Tasks and exercises:
1. List every wealth-driving goal that Folsom names in the interview.
2. Reproduce a stretch of the interview word for word, beginning at the words "There’s a wealth" and stopping after the words "it work better?".

Spectrum of companies, capital and creatives aim for justice
ImpactAlpha: You recently launched the Racial and Social Economic Equality initiative. What does it involve?
Folsom: We have added components with regards to what we’re doing to more intentionally address the economic gap. Beyond the growth mindset of growing a business there’s also wealth-related issues, so we’ve added components into our program to help address those specific things because it’s way more intentional. There’s an assumption that if you start a business then automatically you’re going to become a millionaire. We’ve added components to help founders get the guidance to help achieve those wealth driving goals, be it owning a home, saving for retirement, sending their kids to college, being in position to address emergencies like right now. Those are the gaps that hurt communities of color because they don’t have the resources that majority communities have.
ImpactAlpha: The conversation about racial justice has expanded to business and financing and investments. Where does that conversation need to go?
Folsom: A lot of this is economics. The altercation with George Floyd began because he tried to pass a counterfeit $20 bill. Why would he do that? Because of economics, having sufficient capital to go about some aspects of basic life. Until we address the economic issues, unfortunately, we’re going to live in a groundhog-day type of experience.
There’s a wealth creation diagram. When you look at the growing disparity, or gap, in wealth between folks of color, specifically African Americans and Hispanics, versus, everyone else, it’s 10 to one. At the rates it’s growing, there’s a forecast that by 2035 it may be negative. Something has to be done. It used to be, “when there’s opportunity in education, they’ll be economic opportunity.” Well, there are more college graduates, women and people of color college graduates now and we’re still going through this. Look at the issue with regards to the pay gap: 80% for women, 65% for women of color, 58% for Hispanics. I mean, it’s crazy. So something has to be done.
ImpactAlpha: Is Founders First seeking to fix the underlying piping of the economic system to make it work better?
Folsom: By us helping diverse founders become employers, they have a greater diverse workforce than alternatively. Our diverse founders, 85% of their workforce is diverse as well. And one of the categories that we include in a diverse founder is military veterans. Ninety-five percent of their workforce is other military veterans. So while major corporations are dancing around the two or 4% representation of people of color, the fastest growing and largest group of diverse employers are other diverse founders. And so by us helping fund and grow diverse founder-led businesses, they can be a major workforce provider.

Dataset content:
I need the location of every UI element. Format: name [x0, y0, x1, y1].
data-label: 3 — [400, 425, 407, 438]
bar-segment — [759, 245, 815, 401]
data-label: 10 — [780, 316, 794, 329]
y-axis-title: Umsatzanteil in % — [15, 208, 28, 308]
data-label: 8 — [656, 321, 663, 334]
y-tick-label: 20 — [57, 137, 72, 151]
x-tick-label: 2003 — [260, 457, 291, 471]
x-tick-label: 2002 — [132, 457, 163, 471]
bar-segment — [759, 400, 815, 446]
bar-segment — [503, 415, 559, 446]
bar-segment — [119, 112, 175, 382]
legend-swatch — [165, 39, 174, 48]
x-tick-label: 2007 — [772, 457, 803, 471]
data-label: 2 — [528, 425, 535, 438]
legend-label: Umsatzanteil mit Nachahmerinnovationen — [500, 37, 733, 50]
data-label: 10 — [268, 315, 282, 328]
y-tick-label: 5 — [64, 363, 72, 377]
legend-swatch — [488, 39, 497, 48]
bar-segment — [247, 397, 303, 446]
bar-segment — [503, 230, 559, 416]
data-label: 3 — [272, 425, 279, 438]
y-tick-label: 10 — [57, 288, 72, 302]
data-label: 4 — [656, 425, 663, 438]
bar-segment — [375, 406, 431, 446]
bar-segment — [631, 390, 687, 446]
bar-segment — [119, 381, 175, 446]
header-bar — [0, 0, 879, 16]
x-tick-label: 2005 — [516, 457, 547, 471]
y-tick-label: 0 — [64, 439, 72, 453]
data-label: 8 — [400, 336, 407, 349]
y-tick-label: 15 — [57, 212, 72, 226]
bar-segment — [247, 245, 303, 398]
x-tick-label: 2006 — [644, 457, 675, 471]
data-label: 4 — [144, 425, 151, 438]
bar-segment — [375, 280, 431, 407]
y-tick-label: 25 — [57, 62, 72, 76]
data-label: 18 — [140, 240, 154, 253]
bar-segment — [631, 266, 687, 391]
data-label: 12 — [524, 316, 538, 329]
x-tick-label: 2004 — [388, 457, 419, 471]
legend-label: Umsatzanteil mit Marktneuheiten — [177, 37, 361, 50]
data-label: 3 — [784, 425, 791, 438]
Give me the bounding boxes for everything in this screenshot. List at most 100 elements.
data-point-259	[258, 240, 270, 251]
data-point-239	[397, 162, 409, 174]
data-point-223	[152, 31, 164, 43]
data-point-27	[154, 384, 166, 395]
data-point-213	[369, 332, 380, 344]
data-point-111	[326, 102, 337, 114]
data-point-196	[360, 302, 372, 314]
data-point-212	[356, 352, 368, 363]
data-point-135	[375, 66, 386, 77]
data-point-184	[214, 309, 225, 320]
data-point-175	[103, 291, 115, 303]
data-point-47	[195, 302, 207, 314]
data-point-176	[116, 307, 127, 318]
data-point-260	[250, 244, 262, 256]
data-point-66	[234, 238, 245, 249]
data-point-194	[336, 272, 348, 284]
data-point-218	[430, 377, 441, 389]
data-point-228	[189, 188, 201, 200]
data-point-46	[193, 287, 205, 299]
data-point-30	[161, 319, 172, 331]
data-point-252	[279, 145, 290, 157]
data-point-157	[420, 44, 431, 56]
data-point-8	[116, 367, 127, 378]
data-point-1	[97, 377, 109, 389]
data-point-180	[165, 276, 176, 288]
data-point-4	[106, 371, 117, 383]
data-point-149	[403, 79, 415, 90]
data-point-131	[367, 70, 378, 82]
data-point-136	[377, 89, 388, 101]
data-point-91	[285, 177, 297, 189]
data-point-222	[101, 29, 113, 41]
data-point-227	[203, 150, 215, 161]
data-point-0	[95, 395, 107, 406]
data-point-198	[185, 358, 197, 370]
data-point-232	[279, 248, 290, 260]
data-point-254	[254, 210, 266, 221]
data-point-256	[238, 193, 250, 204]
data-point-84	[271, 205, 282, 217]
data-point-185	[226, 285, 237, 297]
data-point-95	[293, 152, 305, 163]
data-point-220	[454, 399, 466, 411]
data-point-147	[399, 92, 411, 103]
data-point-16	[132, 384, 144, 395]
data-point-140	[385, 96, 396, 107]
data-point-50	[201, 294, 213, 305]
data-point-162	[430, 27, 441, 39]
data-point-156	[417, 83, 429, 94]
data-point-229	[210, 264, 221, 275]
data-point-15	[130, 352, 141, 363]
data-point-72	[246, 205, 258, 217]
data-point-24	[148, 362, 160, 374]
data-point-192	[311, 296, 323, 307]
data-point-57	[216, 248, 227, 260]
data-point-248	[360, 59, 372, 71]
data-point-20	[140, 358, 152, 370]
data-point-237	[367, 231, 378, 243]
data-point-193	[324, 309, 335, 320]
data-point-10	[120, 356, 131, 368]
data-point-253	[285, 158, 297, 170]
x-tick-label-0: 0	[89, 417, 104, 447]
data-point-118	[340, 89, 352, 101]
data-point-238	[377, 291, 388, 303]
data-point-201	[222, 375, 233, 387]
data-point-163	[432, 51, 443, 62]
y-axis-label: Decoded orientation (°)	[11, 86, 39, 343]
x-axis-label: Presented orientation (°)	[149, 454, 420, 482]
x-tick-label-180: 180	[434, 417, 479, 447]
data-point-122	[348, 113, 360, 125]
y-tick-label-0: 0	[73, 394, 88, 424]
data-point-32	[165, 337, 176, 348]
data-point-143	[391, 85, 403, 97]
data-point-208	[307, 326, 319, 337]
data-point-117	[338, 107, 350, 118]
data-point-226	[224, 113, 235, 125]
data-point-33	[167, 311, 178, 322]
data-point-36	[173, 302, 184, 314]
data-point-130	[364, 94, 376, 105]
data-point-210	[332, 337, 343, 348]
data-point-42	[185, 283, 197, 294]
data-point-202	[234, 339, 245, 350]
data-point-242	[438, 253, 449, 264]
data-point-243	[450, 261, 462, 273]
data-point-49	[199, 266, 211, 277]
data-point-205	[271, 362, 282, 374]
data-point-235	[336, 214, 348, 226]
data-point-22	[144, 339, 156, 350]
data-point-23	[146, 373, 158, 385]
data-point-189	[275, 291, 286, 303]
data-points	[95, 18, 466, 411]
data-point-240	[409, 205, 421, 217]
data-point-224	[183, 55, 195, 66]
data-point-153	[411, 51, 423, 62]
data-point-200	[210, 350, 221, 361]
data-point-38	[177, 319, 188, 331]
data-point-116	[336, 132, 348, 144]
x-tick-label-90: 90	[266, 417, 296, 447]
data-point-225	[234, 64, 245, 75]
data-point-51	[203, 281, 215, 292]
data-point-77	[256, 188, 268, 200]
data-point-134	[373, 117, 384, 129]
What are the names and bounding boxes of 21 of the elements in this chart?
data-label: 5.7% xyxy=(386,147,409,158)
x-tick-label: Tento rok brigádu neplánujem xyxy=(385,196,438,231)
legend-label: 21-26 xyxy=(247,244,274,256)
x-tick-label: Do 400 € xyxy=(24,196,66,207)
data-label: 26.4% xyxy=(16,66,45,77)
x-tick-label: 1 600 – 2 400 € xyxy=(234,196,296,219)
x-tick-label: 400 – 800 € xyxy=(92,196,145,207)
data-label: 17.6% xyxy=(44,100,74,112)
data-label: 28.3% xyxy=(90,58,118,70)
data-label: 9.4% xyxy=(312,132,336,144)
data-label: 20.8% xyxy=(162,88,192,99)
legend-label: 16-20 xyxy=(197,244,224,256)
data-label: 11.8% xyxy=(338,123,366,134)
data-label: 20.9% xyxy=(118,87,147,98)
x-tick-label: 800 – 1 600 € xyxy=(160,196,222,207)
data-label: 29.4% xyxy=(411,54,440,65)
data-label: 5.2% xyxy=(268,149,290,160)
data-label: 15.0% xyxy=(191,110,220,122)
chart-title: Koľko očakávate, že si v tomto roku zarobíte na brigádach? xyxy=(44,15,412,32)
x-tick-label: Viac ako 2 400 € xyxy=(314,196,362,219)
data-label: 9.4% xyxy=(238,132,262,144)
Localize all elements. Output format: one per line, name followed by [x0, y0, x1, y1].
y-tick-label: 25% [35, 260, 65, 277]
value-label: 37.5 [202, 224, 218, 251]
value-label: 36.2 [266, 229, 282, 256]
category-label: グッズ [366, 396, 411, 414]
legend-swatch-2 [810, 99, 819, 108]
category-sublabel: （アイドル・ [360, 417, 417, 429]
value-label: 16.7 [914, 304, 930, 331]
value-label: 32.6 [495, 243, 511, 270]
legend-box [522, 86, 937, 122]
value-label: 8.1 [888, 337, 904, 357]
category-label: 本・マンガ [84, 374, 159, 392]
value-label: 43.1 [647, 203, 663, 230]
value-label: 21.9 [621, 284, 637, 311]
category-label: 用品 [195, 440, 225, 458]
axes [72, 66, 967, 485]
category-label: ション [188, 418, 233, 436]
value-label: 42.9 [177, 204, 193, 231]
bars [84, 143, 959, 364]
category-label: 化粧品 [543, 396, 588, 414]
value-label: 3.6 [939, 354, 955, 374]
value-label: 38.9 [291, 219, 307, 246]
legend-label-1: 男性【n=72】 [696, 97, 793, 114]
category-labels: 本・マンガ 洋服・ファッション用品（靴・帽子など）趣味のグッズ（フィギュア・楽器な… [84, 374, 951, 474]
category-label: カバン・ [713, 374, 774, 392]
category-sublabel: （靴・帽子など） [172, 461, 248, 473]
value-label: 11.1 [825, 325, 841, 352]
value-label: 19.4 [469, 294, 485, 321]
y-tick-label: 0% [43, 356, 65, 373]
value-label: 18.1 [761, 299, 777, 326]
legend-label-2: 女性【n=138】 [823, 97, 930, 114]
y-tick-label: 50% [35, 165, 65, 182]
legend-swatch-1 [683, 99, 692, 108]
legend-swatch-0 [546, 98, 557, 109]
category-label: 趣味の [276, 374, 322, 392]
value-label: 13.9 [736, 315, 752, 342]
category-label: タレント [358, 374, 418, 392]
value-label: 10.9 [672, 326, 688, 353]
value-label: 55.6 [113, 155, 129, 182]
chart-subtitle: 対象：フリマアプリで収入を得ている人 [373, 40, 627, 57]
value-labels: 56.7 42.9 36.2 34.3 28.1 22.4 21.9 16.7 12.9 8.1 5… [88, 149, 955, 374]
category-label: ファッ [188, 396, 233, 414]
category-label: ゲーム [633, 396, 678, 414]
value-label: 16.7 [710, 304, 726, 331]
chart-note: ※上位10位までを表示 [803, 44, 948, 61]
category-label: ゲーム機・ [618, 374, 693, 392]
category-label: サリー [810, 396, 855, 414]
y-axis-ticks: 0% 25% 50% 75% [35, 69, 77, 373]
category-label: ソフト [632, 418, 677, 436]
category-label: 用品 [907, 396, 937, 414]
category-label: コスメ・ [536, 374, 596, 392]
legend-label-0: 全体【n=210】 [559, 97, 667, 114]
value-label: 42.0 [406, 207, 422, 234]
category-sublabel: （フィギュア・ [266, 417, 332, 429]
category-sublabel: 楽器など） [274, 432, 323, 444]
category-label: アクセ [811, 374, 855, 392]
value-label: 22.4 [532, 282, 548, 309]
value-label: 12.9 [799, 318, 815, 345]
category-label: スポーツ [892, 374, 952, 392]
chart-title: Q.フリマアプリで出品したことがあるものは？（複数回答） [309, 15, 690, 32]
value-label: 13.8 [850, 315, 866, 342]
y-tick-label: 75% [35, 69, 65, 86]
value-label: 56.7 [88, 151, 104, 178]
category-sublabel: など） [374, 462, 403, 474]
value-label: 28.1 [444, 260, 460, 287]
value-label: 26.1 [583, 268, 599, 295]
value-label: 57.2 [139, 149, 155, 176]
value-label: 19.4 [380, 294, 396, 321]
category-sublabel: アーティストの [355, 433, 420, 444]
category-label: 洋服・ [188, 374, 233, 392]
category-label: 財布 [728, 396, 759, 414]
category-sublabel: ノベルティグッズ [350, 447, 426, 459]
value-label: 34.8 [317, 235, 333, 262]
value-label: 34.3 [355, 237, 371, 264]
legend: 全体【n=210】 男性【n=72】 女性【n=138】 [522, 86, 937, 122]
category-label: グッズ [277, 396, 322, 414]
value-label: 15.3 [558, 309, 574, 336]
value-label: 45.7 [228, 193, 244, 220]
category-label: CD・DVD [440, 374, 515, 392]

Activity answers:
1.
- Owning a home
- Saving for retirement
- Sending their kids to college
- Being in position to address emergencies

2.
There’s a wealth creation diagram. When you look at the growing disparity, or gap, in wealth between folks of color, specifically African Americans and Hispanics, versus, everyone else, it’s 10 to one. At the rates it’s growing, there’s a forecast that by 2035 it may be negative. Something has to be done. It used to be, “when there’s opportunity in education, they’ll be economic opportunity.” Well, there are more college graduates, women and people of color college graduates now and we’re still going through this. Look at the issue with regards to the pay gap: 80% for women, 65% for women of color, 58% for Hispanics. I mean, it’s crazy. So something has to be done.
ImpactAlpha: Is Founders First seeking to fix the underlying piping of the economic system to make it work better?